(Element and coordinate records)
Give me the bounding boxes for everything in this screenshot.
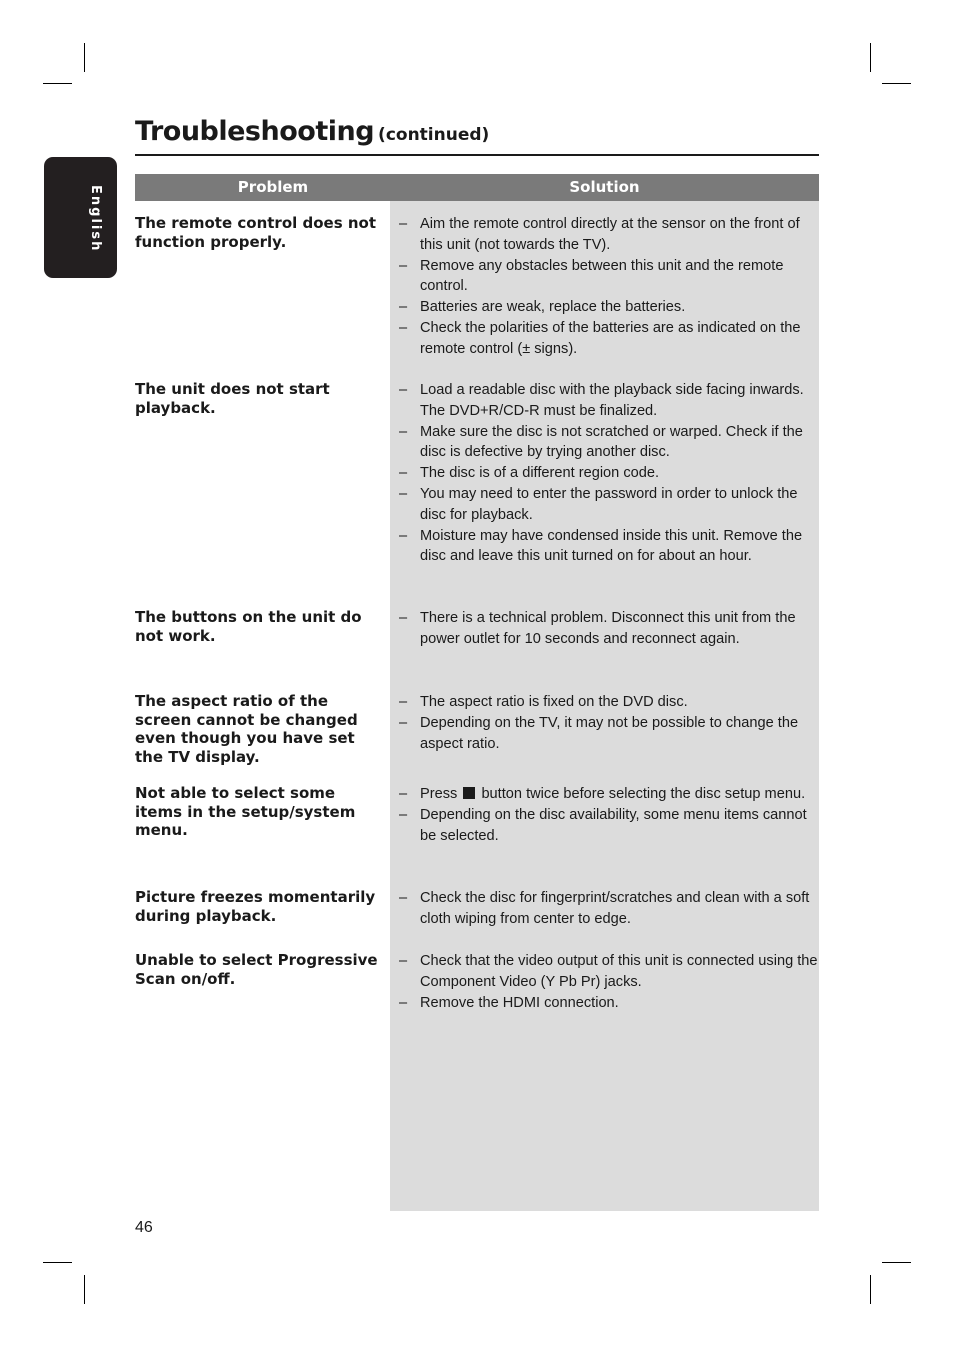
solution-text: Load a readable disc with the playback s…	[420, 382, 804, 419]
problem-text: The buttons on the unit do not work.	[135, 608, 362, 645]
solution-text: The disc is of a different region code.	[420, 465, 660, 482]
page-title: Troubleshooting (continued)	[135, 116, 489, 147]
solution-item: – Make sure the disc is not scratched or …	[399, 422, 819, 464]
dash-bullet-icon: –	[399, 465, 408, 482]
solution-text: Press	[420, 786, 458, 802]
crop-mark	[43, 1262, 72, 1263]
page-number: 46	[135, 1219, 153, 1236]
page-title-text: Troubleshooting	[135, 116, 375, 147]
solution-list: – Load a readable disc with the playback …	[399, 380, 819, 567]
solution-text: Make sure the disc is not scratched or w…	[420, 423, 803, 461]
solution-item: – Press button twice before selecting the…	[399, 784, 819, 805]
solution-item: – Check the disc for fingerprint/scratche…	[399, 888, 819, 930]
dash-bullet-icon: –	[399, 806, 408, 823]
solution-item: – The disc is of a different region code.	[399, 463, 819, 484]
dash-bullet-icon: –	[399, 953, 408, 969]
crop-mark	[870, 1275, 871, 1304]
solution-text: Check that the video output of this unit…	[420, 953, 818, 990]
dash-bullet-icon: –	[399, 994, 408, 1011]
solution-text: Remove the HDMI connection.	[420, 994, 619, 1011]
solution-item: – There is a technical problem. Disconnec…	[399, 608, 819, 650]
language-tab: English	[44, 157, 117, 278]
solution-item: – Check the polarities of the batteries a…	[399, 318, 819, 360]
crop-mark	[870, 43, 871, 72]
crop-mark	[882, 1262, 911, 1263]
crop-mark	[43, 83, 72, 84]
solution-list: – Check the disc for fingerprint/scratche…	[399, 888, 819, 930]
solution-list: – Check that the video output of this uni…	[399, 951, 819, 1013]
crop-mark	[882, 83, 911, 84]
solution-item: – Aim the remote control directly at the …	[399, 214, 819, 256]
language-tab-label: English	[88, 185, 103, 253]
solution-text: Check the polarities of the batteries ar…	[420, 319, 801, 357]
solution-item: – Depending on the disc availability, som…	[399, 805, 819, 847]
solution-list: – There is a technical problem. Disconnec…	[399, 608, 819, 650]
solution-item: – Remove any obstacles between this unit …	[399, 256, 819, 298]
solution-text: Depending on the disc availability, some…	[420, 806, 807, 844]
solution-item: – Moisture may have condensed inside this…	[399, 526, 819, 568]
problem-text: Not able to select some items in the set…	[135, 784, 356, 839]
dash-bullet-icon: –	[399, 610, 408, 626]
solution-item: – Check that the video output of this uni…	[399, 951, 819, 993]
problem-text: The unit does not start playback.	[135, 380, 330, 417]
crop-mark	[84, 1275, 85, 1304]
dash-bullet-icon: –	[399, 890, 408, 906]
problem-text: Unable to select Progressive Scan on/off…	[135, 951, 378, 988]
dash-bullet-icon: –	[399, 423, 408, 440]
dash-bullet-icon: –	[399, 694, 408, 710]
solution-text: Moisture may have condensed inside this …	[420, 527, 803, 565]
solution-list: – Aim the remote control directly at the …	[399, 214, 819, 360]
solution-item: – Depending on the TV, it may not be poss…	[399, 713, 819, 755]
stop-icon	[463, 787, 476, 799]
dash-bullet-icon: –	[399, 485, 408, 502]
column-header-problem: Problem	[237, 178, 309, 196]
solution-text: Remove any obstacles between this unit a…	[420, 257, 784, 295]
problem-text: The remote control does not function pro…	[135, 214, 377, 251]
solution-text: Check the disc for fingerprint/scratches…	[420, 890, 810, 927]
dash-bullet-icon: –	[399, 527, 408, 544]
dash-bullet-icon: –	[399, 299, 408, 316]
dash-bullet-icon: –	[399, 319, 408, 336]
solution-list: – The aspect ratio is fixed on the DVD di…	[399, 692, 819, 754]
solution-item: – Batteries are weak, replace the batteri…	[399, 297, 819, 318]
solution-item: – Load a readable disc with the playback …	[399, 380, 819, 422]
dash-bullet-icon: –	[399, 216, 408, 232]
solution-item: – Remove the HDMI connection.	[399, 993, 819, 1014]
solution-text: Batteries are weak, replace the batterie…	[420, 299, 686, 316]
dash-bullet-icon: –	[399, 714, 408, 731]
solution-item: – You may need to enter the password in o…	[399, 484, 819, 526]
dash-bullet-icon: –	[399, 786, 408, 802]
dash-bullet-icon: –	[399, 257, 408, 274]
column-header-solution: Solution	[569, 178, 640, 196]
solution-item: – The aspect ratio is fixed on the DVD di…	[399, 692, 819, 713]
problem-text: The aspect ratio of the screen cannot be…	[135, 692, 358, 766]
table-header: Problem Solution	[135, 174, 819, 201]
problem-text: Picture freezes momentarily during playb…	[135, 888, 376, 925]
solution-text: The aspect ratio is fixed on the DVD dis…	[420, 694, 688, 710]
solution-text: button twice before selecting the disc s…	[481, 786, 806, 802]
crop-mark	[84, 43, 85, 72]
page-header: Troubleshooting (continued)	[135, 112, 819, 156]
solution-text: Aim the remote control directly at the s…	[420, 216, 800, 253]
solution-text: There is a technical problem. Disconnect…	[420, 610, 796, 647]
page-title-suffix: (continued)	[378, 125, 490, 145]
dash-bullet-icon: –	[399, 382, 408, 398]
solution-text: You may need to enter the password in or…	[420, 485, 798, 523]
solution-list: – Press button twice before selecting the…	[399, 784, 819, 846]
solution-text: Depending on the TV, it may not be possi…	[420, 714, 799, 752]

Task objective: Output the lines of the material above unchanged, from the line containing "solution-text: Load a" through the line containing "116, 489, 147]".

Full answer:
solution-text: Load a readable disc with the playback s…	[420, 382, 804, 419]
problem-text: The buttons on the unit do not work.	[135, 608, 362, 645]
solution-text: The disc is of a different region code.	[420, 465, 660, 482]
page-title: Troubleshooting (continued)	[135, 116, 489, 147]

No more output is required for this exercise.